Return the lines where the word "icon" occurs.
* * *
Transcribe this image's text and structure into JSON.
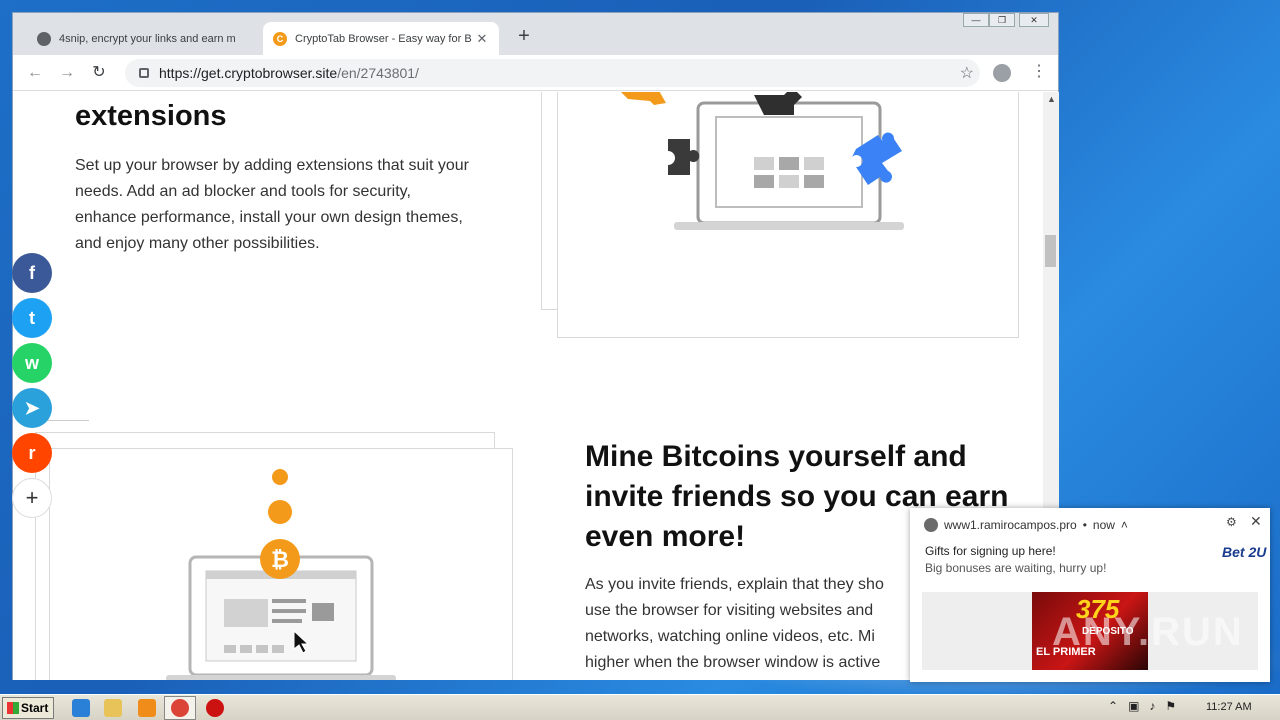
{
  "browser": {
    "tabs": [
      {
        "title": "4snip, encrypt your links and earn m",
        "active": false
      },
      {
        "title": "CryptoTab Browser - Easy way for B",
        "active": true
      }
    ],
    "new_tab": "+",
    "close_glyph": "✕",
    "url_host": "https://get.cryptobrowser.site",
    "url_path": "/en/2743801/",
    "window_controls": [
      "—",
      "❐",
      "✕"
    ]
  },
  "page": {
    "extensions_heading": "extensions",
    "extensions_text": "Set up your browser by adding extensions that suit your needs. Add an ad blocker and tools for security, enhance performance, install your own design themes, and enjoy many other possibilities.",
    "mine_heading": "Mine Bitcoins yourself and invite friends so you can earn even more!",
    "mine_lines": [
      "As you invite friends, explain that they sho",
      "use the browser for visiting websites and",
      "networks, watching online videos, etc. Mi",
      "higher when the browser window is active"
    ],
    "share_buttons": [
      {
        "label": "f",
        "icon": "facebook-icon"
      },
      {
        "label": "t",
        "icon": "twitter-icon"
      },
      {
        "label": "w",
        "icon": "whatsapp-icon"
      },
      {
        "label": "➤",
        "icon": "telegram-icon"
      },
      {
        "label": "r",
        "icon": "reddit-icon"
      },
      {
        "label": "+",
        "icon": "plus-icon"
      }
    ]
  },
  "notification": {
    "source": "www1.ramirocampos.pro",
    "time": "now",
    "title": "Gifts for signing up here!",
    "body": "Big bonuses are waiting, hurry up!",
    "brand": "Bet 2U",
    "ad_big": "375",
    "ad_small": "DEPOSITO",
    "ad_line": "EL PRIMER",
    "watermark": "ANY.RUN"
  },
  "taskbar": {
    "start_label": "Start",
    "clock": "11:27 AM"
  },
  "colors": {
    "bitcoin_orange": "#f49a1a",
    "puzzle_blue": "#3b82f6",
    "puzzle_dark": "#333333"
  }
}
* * *
▶ [WRITTEN REPLY]:
        "icon": "facebook-icon"
        "icon": "twitter-icon"
        "icon": "whatsapp-icon"
        "icon": "telegram-icon"
        "icon": "reddit-icon"
        "icon": "plus-icon"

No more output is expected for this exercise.